___ Exercise inputs
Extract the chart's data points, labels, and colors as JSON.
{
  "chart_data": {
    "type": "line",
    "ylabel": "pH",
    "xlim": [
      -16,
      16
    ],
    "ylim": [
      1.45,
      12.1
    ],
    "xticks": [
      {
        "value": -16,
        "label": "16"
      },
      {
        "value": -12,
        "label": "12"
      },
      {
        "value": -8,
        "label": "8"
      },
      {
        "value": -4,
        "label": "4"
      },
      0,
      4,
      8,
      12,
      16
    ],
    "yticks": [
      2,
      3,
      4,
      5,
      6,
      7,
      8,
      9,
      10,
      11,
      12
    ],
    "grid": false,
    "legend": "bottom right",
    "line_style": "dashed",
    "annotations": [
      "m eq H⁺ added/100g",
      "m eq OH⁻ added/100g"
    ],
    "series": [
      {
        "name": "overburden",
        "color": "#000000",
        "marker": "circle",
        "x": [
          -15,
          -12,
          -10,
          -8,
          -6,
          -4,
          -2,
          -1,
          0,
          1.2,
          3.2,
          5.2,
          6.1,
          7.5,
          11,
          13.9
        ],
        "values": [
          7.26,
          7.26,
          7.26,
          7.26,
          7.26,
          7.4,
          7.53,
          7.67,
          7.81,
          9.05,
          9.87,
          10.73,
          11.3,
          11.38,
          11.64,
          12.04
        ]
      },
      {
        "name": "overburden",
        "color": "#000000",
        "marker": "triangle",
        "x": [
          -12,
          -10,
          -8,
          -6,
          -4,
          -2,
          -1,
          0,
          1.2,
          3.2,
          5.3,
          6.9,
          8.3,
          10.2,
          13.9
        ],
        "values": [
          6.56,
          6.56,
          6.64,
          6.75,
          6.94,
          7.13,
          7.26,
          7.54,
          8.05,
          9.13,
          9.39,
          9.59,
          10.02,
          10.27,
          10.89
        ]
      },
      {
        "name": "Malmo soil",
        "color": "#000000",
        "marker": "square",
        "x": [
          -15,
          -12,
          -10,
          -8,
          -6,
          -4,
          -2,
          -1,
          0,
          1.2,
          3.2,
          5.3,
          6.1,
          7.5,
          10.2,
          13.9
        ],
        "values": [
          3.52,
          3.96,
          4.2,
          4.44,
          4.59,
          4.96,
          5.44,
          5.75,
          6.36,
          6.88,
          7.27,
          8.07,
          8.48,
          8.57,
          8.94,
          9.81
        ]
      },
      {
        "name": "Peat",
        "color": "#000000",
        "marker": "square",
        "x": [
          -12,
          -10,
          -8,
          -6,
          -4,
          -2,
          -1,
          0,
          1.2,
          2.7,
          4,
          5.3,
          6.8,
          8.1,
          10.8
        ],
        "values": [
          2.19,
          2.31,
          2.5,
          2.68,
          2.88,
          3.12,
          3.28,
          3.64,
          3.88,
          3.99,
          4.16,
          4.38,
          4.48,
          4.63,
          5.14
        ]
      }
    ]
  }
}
______
**What you need to do**
Using the records given above, list every line that includes the word "marker".

**Output**
        "marker": "circle",
        "marker": "triangle",
        "marker": "square",
        "marker": "square",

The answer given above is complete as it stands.